▶ [Dataset records]

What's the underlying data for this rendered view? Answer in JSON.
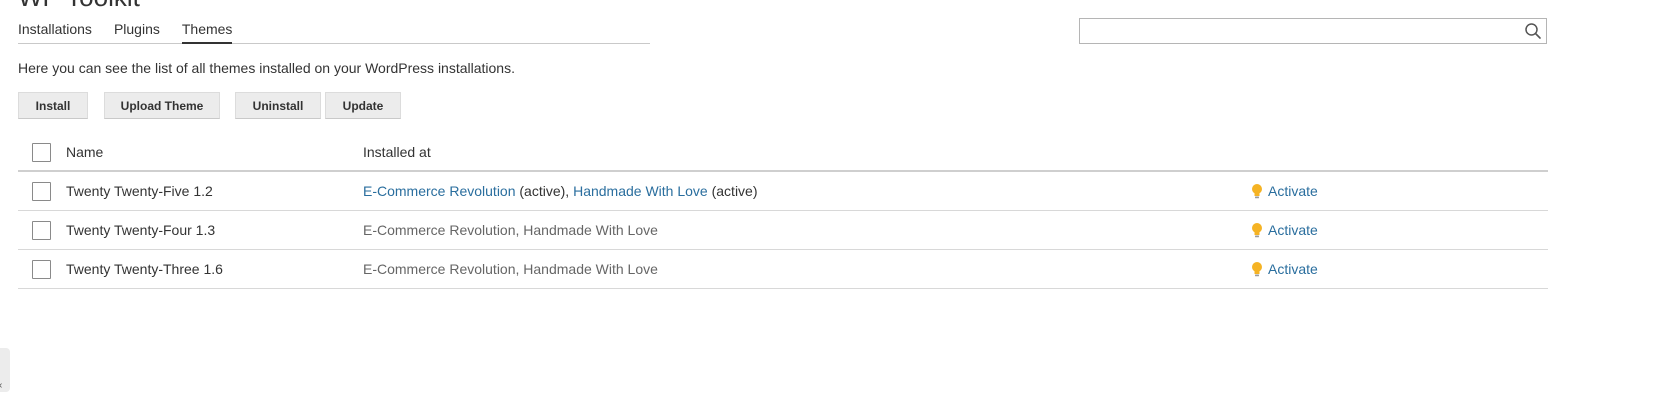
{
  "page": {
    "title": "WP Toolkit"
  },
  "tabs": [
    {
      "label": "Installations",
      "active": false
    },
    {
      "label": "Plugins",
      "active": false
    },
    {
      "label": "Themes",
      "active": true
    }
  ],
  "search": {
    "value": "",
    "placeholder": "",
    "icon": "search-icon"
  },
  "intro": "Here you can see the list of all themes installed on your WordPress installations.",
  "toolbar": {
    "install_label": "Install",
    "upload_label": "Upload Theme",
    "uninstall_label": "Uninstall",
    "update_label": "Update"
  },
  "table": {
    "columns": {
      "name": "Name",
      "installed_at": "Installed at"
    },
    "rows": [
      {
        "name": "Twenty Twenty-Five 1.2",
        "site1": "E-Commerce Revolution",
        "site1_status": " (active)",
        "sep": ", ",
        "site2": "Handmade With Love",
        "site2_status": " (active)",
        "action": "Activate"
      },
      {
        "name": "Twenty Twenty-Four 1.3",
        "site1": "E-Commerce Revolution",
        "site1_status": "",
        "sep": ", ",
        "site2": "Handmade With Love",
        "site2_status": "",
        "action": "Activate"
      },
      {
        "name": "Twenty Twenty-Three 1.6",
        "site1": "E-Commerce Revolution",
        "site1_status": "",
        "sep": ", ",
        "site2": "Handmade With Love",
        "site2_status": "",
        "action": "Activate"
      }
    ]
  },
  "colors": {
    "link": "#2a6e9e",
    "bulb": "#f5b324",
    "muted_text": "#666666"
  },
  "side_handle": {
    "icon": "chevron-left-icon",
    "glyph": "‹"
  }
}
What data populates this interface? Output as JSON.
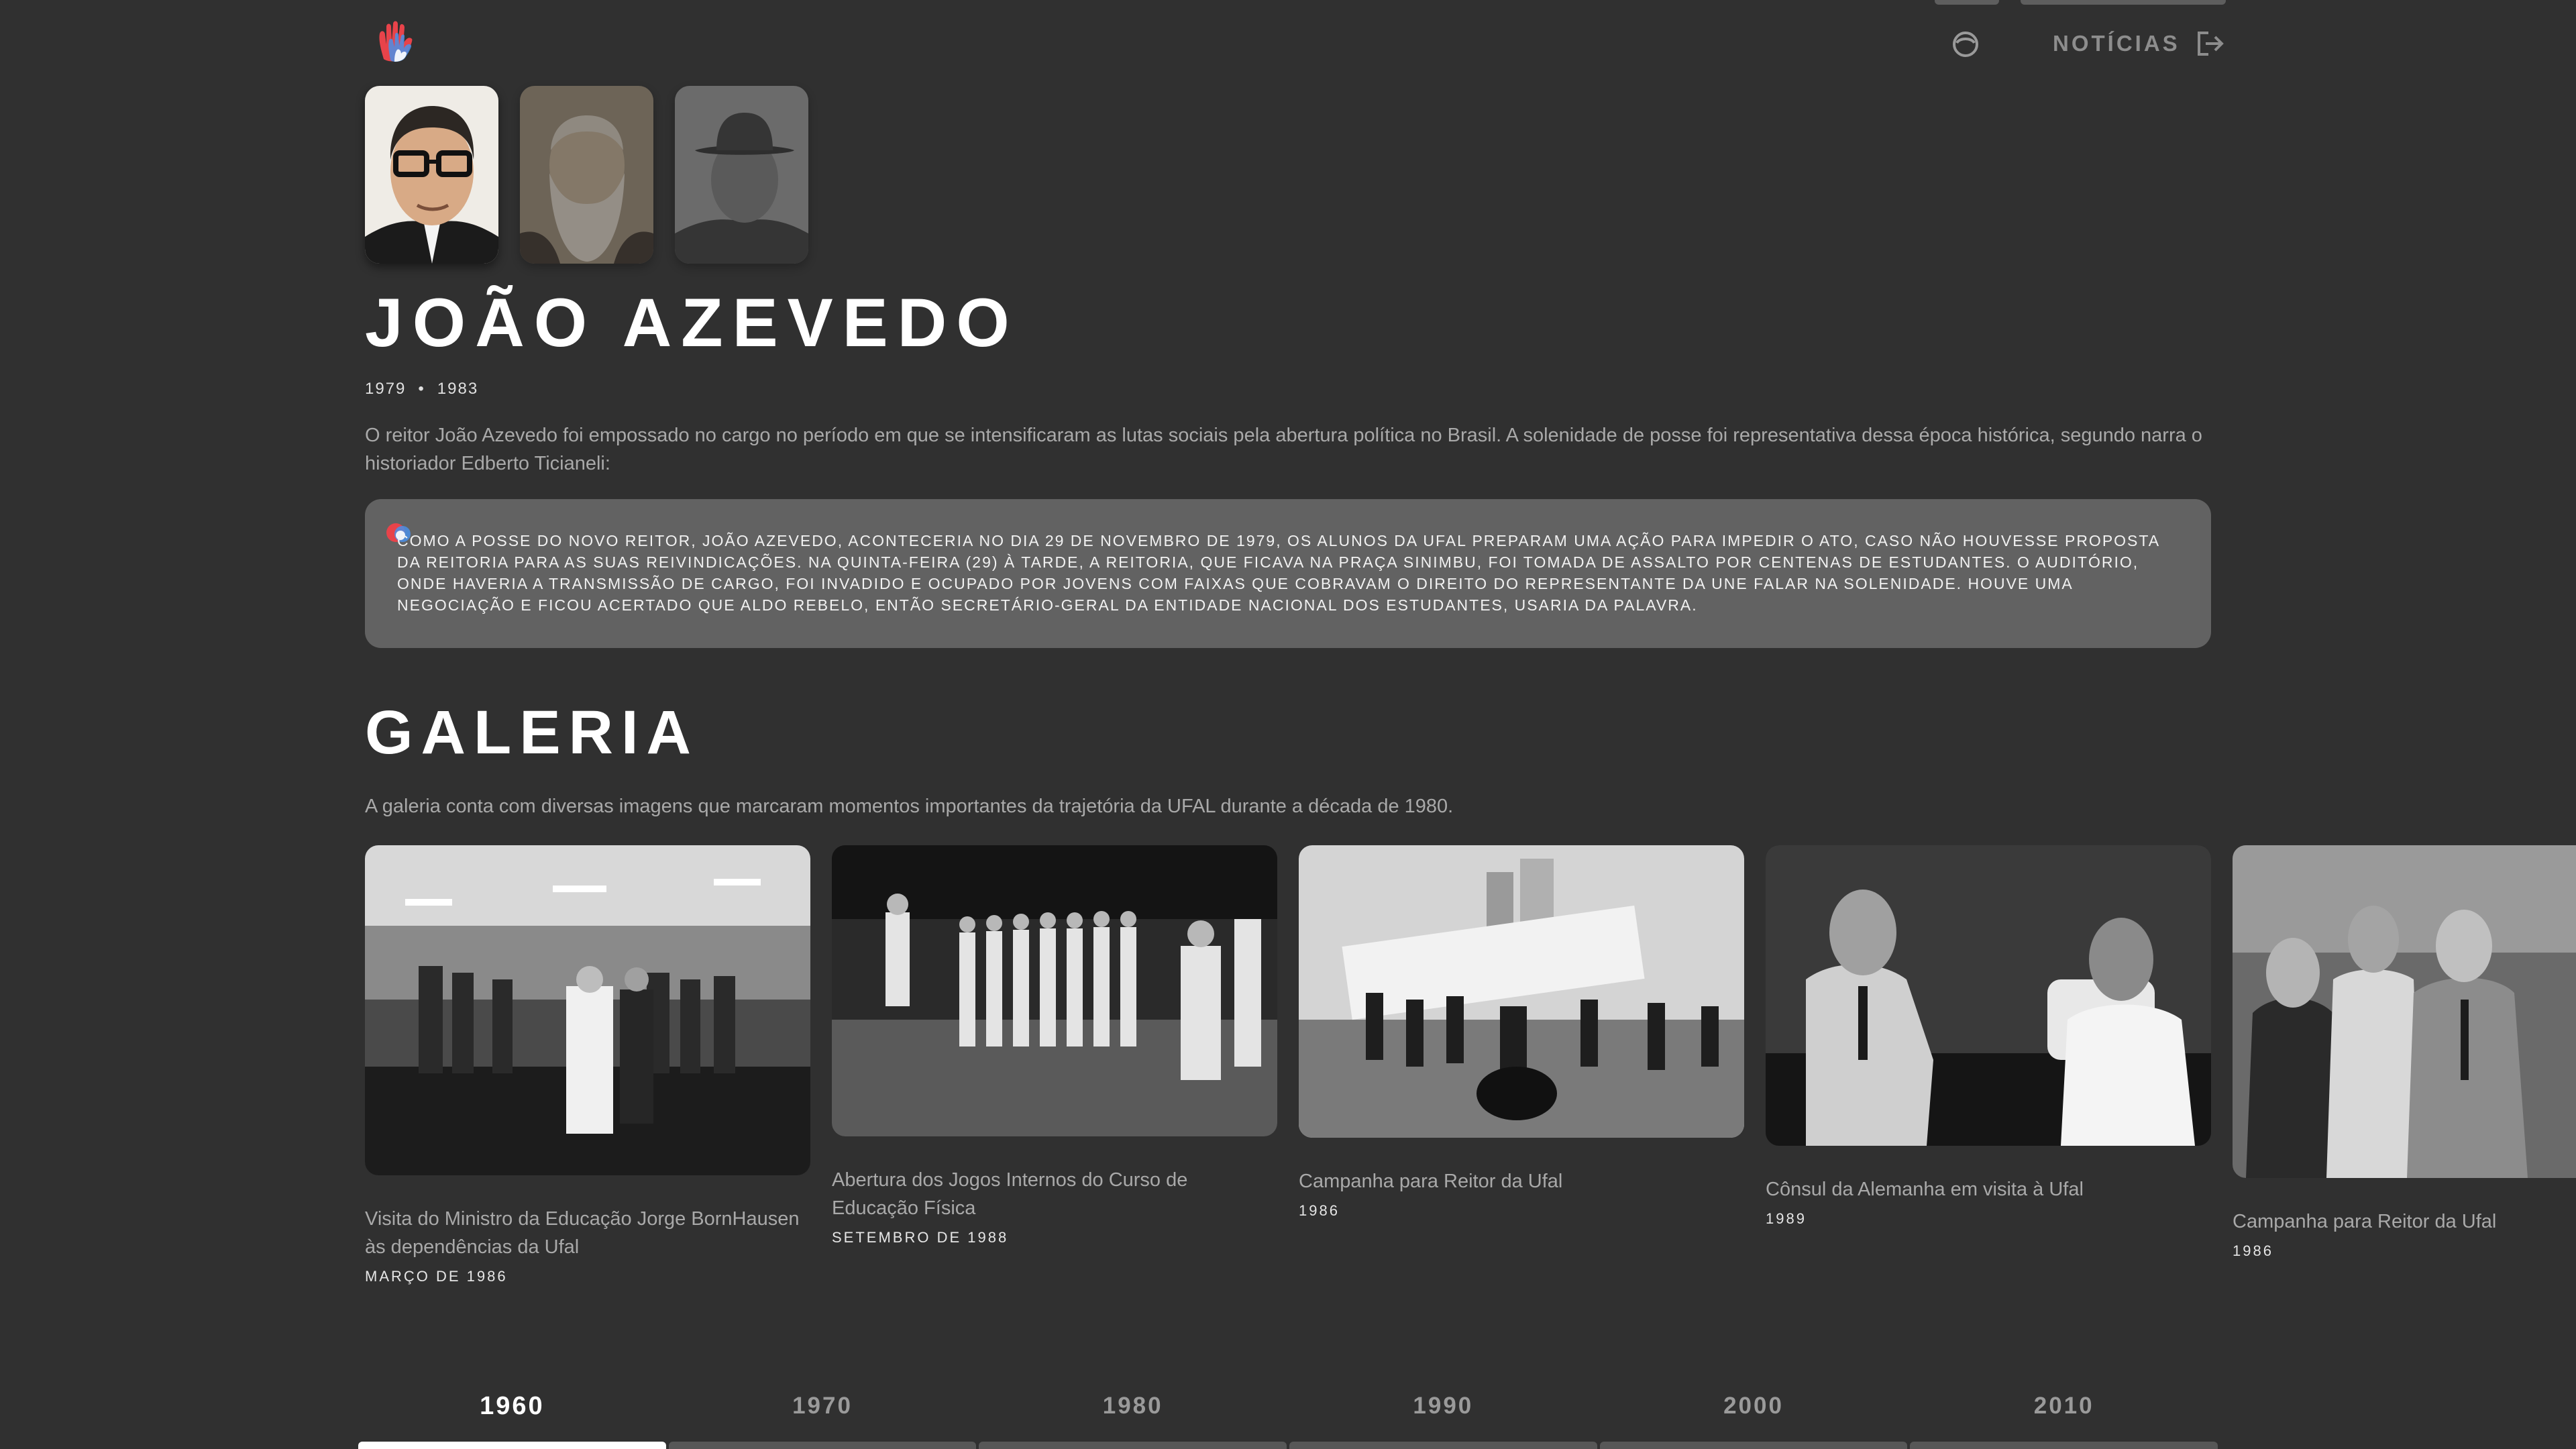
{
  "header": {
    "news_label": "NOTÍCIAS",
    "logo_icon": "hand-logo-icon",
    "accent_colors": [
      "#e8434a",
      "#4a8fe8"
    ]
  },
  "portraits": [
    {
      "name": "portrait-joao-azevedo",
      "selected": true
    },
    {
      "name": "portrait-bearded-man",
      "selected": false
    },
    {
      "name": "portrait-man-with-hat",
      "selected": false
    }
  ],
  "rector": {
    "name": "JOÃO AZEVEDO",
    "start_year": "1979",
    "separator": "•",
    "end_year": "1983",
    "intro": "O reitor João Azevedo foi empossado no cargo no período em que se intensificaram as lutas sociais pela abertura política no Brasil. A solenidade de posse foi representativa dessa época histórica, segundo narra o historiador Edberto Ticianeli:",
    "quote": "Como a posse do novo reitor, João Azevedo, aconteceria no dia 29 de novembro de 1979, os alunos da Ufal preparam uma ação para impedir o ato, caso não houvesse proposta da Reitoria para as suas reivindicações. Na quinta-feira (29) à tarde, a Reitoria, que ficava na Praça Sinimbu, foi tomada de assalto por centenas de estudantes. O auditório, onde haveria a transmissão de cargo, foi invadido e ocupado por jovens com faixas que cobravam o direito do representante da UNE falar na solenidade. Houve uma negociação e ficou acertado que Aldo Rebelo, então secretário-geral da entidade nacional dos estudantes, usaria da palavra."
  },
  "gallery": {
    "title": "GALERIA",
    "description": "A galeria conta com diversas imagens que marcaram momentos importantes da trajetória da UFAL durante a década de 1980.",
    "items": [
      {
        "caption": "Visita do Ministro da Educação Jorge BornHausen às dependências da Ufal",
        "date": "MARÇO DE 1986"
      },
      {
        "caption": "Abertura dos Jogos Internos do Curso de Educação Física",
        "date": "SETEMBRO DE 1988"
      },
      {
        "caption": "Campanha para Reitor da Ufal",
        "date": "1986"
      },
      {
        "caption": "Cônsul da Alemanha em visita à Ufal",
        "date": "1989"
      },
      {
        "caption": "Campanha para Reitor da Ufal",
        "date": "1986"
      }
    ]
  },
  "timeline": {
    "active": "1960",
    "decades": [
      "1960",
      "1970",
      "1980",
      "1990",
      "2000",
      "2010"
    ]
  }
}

==

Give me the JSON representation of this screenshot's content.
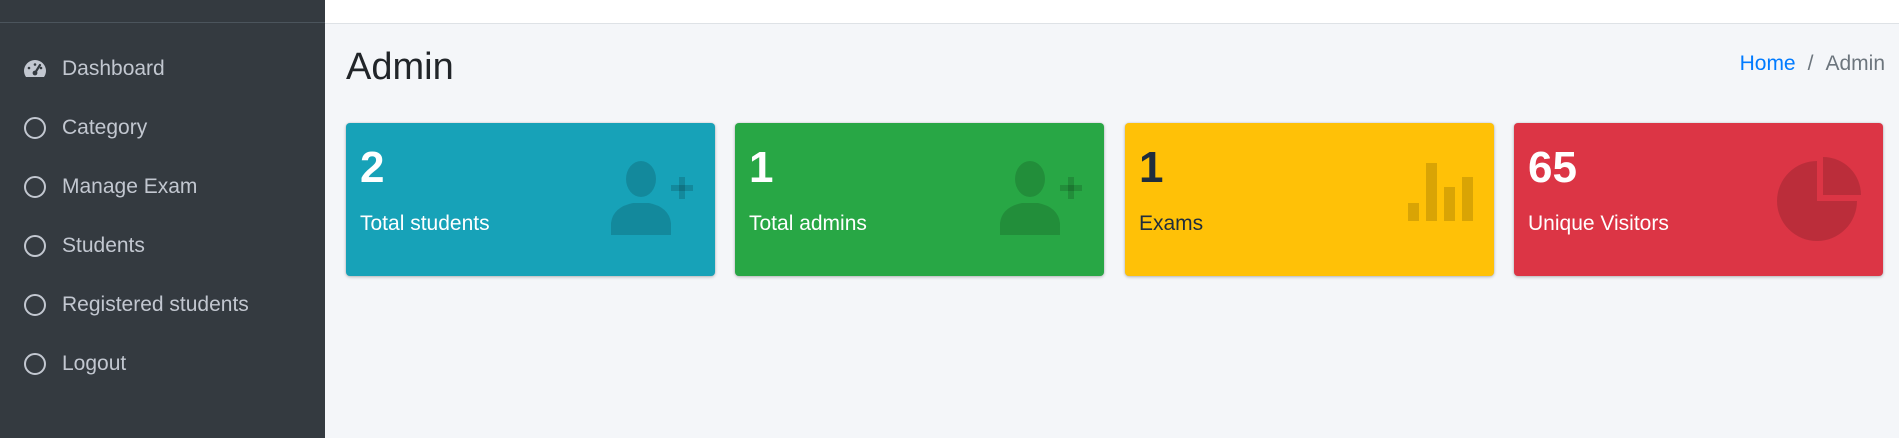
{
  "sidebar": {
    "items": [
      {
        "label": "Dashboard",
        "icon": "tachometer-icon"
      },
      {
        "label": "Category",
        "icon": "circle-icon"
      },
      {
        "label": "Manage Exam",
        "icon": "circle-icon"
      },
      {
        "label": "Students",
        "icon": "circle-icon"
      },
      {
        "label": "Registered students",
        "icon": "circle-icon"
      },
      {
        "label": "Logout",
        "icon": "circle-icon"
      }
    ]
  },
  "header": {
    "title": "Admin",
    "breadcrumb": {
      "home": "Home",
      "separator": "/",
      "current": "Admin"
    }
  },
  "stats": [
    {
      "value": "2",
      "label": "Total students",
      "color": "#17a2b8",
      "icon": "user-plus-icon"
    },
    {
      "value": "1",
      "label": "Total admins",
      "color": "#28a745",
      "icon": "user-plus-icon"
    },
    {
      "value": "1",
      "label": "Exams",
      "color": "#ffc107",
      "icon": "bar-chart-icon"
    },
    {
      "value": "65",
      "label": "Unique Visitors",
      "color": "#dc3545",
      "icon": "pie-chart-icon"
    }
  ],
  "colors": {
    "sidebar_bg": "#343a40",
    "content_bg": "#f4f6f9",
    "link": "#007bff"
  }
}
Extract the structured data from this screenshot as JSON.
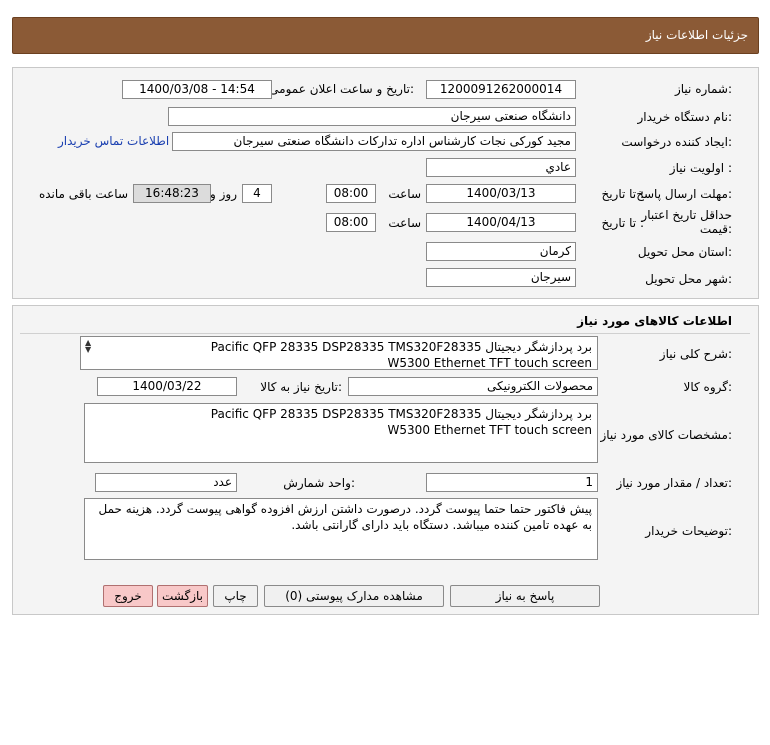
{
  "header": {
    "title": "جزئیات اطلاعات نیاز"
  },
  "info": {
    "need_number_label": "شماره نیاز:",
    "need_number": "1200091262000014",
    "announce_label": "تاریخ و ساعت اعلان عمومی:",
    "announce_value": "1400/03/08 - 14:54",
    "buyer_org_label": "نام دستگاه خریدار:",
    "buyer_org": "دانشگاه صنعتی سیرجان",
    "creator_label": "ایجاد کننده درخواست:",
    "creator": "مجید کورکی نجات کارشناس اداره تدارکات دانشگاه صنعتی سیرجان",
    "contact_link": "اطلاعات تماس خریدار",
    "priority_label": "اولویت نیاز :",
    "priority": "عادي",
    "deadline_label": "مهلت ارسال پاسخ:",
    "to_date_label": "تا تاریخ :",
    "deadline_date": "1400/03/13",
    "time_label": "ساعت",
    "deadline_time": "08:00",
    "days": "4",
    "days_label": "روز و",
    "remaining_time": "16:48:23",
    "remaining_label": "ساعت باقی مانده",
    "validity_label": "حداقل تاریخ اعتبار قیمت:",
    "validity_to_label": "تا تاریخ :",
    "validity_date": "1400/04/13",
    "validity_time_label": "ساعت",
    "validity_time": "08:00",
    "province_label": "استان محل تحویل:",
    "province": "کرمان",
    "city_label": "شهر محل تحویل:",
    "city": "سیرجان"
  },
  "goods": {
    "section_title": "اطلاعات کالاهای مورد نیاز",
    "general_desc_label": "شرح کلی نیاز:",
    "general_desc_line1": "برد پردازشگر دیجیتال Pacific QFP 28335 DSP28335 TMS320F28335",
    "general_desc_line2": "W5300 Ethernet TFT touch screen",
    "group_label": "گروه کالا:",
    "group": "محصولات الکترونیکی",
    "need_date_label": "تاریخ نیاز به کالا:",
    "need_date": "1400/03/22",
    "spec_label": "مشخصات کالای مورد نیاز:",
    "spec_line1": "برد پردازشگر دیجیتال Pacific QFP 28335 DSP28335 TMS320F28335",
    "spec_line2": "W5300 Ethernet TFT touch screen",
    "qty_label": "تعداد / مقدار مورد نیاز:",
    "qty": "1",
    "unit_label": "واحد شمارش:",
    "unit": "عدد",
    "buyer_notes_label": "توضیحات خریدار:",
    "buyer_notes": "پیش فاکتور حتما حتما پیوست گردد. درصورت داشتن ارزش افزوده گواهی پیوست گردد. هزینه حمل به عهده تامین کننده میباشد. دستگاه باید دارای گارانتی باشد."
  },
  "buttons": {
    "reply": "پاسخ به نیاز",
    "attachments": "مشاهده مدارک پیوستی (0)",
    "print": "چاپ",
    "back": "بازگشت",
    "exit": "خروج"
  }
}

▶ [Written instruction] State how many lines of the records hold the string "اطلاعات", and nothing else.

▶ [Result of the task] 3